Stated goal:
Reproduce, character for character, the records from their first line through the line containing "y-tick-label: 30 [108,158,128,170]", inclusive.

★ ★ ★ ★

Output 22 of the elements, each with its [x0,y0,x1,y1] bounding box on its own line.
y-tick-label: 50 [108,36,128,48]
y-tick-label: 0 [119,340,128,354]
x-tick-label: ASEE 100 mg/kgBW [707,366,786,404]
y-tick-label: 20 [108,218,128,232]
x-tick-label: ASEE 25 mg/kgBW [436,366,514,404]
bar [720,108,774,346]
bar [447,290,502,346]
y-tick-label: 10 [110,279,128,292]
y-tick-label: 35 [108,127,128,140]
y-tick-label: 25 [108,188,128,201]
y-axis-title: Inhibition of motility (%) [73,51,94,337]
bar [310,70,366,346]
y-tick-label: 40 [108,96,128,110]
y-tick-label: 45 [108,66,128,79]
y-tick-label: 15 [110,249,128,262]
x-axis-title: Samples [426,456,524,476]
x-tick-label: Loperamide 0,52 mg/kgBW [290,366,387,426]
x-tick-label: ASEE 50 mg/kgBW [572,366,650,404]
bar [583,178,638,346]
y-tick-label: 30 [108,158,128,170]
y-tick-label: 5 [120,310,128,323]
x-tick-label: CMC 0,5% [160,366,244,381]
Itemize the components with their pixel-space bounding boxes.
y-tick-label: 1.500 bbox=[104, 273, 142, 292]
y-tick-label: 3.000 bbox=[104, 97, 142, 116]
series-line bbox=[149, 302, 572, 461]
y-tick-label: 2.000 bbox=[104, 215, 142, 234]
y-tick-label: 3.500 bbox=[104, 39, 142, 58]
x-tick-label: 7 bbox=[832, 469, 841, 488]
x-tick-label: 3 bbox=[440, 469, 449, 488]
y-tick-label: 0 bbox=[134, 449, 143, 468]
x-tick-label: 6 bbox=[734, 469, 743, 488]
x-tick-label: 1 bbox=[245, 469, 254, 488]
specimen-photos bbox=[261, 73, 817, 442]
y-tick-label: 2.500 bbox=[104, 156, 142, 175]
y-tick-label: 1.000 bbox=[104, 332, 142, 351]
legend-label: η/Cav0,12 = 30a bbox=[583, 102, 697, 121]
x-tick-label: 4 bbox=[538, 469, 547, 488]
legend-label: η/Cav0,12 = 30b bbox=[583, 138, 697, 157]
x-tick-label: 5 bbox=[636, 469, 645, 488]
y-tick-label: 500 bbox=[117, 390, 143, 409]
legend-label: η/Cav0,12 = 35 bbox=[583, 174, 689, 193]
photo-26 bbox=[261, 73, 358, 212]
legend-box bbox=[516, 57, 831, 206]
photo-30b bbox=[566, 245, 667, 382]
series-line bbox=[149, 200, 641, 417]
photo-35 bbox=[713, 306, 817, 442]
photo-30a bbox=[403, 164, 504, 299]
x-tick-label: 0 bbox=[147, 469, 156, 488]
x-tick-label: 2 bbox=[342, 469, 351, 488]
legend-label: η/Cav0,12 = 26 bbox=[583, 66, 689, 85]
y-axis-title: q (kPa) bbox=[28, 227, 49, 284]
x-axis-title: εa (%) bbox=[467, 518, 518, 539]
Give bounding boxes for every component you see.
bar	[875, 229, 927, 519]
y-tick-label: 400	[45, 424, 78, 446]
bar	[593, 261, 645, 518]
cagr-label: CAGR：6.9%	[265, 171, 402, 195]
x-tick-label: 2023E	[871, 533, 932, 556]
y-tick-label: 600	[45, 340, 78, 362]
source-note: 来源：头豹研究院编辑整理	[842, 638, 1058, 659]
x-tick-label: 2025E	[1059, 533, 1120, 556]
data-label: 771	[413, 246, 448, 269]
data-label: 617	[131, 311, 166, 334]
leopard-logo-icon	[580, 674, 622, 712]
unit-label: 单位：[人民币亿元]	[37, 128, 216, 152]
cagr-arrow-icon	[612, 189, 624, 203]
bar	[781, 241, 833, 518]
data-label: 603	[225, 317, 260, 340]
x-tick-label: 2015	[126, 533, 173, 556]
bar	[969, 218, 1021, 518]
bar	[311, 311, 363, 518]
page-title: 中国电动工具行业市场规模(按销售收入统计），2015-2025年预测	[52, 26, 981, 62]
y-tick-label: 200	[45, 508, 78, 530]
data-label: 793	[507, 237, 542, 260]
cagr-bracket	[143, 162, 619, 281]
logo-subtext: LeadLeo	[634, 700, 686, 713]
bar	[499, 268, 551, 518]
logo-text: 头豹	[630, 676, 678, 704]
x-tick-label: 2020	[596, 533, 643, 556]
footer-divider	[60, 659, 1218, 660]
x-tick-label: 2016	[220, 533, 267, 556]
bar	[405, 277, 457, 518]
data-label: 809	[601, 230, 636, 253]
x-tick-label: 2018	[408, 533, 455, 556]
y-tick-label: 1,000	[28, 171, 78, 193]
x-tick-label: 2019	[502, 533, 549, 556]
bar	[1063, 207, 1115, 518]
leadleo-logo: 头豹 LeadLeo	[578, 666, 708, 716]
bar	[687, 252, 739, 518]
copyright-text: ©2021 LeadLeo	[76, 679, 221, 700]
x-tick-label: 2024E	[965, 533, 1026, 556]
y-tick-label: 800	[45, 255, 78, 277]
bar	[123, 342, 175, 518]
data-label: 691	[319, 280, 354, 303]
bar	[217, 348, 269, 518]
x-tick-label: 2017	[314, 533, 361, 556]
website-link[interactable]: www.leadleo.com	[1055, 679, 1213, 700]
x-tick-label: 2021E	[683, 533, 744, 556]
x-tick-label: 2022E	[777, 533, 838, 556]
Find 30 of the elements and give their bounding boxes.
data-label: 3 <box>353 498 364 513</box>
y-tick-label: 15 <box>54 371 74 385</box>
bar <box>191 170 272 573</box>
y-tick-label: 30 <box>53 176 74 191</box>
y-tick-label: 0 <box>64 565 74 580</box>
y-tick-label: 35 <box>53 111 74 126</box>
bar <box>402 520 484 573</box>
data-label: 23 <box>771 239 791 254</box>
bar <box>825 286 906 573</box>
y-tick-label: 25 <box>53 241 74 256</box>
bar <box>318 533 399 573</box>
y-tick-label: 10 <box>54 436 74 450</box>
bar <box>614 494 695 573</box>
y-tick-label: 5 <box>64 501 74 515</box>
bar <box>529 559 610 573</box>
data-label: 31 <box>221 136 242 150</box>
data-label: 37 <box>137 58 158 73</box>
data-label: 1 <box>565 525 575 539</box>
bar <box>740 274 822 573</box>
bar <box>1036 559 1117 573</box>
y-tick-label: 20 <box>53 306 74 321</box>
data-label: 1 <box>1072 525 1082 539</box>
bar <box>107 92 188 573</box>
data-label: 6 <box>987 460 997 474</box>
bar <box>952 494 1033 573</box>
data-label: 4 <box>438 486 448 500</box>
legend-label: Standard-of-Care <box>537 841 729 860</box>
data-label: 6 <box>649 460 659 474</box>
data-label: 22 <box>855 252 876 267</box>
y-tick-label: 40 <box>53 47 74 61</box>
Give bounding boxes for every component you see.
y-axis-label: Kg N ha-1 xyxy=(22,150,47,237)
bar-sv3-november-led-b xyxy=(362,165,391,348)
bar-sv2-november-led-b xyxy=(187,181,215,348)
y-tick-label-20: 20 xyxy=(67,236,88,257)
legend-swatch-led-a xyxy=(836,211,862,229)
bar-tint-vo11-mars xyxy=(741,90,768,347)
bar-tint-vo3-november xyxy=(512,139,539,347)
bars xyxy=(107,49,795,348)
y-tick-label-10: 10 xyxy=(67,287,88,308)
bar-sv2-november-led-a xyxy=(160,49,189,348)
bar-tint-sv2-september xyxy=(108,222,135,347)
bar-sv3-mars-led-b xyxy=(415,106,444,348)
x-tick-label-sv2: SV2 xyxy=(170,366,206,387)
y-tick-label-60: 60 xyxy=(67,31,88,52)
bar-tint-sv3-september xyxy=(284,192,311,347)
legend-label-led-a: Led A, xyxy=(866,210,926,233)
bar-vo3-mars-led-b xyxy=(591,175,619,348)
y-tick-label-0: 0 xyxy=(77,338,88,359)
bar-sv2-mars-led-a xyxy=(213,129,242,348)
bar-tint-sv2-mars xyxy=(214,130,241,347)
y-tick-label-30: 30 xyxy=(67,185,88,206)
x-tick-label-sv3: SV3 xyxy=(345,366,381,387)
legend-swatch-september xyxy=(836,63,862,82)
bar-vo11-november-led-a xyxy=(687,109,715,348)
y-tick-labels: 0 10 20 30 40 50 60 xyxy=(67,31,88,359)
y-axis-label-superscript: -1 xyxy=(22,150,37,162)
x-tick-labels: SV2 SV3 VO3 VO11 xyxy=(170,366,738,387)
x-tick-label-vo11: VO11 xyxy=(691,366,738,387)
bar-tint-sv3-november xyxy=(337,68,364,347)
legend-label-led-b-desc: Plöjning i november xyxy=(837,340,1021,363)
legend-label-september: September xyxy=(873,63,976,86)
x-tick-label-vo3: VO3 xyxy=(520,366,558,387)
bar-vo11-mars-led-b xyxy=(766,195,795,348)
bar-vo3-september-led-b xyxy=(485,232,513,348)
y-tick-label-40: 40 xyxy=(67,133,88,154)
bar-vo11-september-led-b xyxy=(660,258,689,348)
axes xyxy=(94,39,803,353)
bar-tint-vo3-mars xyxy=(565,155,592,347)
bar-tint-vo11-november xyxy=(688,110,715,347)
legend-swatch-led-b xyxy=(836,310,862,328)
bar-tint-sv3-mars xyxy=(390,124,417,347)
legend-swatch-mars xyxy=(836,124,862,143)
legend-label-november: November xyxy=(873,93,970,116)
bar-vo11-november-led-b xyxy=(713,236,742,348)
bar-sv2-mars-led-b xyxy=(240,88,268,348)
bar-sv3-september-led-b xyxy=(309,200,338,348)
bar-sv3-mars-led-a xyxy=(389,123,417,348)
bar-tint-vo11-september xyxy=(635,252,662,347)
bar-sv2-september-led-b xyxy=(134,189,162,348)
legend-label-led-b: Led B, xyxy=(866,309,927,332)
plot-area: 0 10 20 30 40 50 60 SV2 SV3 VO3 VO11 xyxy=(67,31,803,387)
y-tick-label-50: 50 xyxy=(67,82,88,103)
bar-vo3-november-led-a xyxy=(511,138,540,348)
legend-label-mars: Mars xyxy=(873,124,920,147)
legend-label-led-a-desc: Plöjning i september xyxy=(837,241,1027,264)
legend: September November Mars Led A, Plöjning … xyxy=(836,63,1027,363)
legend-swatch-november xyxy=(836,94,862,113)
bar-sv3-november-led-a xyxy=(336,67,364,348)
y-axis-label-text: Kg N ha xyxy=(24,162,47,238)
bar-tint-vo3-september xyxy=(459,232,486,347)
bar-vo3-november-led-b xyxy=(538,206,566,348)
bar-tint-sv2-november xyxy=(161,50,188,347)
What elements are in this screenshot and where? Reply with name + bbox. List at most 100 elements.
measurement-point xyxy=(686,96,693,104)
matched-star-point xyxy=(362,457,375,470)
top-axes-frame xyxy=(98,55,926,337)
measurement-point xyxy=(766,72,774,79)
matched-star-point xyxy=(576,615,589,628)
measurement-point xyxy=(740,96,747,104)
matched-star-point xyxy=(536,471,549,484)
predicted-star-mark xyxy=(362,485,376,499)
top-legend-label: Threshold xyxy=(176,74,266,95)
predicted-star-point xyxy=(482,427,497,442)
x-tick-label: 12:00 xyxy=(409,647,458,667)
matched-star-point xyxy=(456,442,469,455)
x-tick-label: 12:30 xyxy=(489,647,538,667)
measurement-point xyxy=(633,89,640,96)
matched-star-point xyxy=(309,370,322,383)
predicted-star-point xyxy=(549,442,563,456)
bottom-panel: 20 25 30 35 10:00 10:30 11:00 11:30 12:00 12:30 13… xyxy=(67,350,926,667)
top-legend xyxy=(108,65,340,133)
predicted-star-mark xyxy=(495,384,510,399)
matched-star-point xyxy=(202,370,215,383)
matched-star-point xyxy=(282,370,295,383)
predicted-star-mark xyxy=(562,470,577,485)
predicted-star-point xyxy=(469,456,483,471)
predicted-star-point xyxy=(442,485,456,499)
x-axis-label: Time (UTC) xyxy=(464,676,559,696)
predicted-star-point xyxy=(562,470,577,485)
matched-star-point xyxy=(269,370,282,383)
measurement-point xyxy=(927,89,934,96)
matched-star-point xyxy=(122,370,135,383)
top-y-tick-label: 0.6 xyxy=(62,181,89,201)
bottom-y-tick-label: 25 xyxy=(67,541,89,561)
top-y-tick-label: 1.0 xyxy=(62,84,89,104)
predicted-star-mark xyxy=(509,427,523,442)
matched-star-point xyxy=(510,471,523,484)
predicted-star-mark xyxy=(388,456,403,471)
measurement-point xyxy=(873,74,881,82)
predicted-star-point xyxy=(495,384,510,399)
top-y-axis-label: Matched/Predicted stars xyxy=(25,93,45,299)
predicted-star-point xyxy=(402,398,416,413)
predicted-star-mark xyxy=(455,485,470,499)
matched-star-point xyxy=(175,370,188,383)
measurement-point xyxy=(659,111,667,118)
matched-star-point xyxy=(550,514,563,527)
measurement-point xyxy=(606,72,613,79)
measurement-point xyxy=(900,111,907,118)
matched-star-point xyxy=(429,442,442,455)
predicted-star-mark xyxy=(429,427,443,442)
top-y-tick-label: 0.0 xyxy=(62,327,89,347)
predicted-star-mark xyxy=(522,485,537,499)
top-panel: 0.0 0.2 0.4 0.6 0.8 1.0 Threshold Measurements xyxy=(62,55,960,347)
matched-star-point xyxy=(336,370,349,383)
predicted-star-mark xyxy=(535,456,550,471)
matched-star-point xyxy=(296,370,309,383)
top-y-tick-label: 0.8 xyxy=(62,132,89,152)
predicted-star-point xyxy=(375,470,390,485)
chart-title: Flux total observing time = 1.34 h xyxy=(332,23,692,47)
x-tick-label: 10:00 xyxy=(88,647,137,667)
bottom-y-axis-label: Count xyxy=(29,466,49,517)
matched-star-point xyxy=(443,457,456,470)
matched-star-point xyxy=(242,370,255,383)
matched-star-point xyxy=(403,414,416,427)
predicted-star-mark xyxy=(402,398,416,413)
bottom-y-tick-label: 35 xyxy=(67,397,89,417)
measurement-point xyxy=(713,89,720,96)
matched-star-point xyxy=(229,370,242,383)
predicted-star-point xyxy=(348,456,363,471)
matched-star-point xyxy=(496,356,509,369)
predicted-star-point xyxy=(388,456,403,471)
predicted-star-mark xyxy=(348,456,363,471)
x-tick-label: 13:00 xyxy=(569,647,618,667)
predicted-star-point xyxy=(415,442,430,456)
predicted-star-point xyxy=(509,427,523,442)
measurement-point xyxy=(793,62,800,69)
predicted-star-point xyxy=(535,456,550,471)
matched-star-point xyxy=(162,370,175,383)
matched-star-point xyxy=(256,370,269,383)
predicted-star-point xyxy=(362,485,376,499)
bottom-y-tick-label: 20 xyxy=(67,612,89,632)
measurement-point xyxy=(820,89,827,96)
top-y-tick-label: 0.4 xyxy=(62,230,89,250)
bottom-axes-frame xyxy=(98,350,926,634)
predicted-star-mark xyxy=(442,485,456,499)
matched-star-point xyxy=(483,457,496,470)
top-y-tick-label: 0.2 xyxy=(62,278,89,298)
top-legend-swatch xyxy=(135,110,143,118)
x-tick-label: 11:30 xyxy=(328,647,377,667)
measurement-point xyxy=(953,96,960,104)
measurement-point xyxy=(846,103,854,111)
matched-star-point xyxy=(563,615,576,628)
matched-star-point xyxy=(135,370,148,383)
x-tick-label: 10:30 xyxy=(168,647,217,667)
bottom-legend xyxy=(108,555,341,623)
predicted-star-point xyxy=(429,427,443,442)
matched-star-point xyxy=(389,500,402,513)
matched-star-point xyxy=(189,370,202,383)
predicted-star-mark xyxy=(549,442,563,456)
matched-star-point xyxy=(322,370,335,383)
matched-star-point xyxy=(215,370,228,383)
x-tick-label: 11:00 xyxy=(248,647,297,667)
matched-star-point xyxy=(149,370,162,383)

★ ★ ★ ★

Task output:
Output 22 of the elements, each with its [x0,y0,x1,y1] bounding box on its own line.
y-tick-label: 50 [108,36,128,48]
y-tick-label: 0 [119,340,128,354]
x-tick-label: ASEE 100 mg/kgBW [707,366,786,404]
y-tick-label: 20 [108,218,128,232]
x-tick-label: ASEE 25 mg/kgBW [436,366,514,404]
bar [720,108,774,346]
bar [447,290,502,346]
y-tick-label: 10 [110,279,128,292]
y-tick-label: 35 [108,127,128,140]
y-tick-label: 25 [108,188,128,201]
y-axis-title: Inhibition of motility (%) [73,51,94,337]
bar [310,70,366,346]
y-tick-label: 40 [108,96,128,110]
y-tick-label: 45 [108,66,128,79]
y-tick-label: 15 [110,249,128,262]
x-axis-title: Samples [426,456,524,476]
x-tick-label: Loperamide 0,52 mg/kgBW [290,366,387,426]
x-tick-label: ASEE 50 mg/kgBW [572,366,650,404]
bar [583,178,638,346]
y-tick-label: 30 [108,158,128,170]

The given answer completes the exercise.